### TASK PROMPT
Count the lines below that include the word "pesos" and write that number alone.

### SUPPLIED ENTRIES
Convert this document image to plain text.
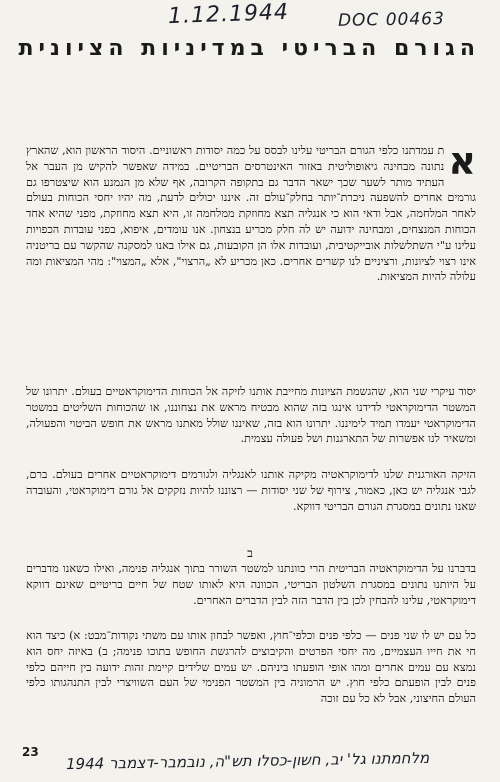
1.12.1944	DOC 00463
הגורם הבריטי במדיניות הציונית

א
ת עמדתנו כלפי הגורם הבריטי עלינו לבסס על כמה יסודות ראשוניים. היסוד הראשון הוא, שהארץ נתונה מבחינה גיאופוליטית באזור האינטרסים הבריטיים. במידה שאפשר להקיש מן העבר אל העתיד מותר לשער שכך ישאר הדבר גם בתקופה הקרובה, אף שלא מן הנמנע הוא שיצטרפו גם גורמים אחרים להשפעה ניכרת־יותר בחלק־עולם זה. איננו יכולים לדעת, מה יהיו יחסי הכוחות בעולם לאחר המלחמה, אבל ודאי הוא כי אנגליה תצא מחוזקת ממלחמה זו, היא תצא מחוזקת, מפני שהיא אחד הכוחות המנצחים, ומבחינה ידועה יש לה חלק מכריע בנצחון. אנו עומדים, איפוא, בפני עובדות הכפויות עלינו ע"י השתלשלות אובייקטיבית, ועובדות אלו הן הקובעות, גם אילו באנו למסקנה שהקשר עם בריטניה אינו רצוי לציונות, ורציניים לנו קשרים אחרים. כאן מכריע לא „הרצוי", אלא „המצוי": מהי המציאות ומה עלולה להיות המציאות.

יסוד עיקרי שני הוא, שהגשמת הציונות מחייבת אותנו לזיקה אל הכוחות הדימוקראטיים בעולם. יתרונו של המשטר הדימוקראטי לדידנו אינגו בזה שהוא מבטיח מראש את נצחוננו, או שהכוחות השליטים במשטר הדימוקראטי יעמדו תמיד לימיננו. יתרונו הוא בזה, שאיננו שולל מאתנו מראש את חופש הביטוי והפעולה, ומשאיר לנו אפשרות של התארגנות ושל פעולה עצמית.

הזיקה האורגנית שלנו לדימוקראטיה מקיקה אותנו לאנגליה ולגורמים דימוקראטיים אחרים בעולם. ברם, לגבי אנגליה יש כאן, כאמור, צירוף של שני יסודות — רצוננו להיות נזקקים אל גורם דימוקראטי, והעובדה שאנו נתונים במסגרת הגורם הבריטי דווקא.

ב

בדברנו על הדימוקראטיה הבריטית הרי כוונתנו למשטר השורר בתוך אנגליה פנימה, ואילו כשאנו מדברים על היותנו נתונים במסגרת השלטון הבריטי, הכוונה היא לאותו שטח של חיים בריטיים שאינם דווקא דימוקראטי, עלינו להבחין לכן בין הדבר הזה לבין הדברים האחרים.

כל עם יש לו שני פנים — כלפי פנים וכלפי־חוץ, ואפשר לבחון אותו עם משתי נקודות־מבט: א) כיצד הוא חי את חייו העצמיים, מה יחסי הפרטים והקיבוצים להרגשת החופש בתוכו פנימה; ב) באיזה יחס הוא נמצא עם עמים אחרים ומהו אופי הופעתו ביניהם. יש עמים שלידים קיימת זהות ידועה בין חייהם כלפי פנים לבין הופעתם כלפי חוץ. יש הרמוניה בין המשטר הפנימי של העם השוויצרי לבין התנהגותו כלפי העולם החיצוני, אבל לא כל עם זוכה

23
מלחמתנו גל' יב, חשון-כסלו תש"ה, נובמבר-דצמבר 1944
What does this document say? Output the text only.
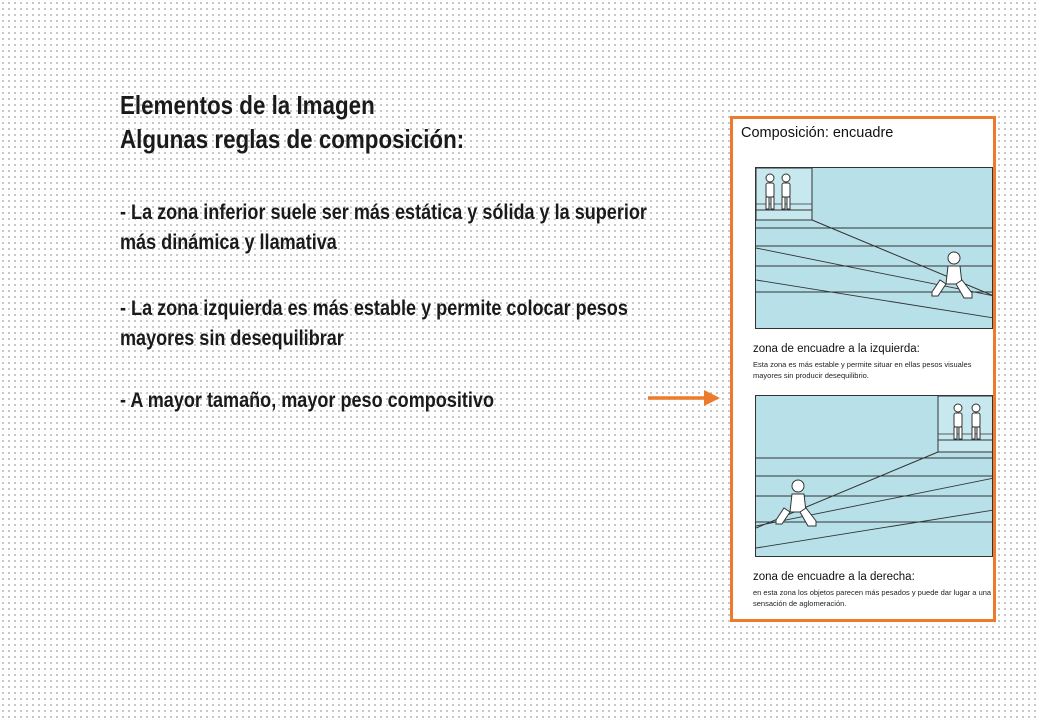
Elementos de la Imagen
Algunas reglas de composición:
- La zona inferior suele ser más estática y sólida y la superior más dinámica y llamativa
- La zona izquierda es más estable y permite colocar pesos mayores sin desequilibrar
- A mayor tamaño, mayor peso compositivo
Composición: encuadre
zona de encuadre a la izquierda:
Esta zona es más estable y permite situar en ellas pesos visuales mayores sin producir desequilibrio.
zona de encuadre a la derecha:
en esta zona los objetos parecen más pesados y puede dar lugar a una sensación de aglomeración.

### SOLUTION FOR THIS PROBLEM
2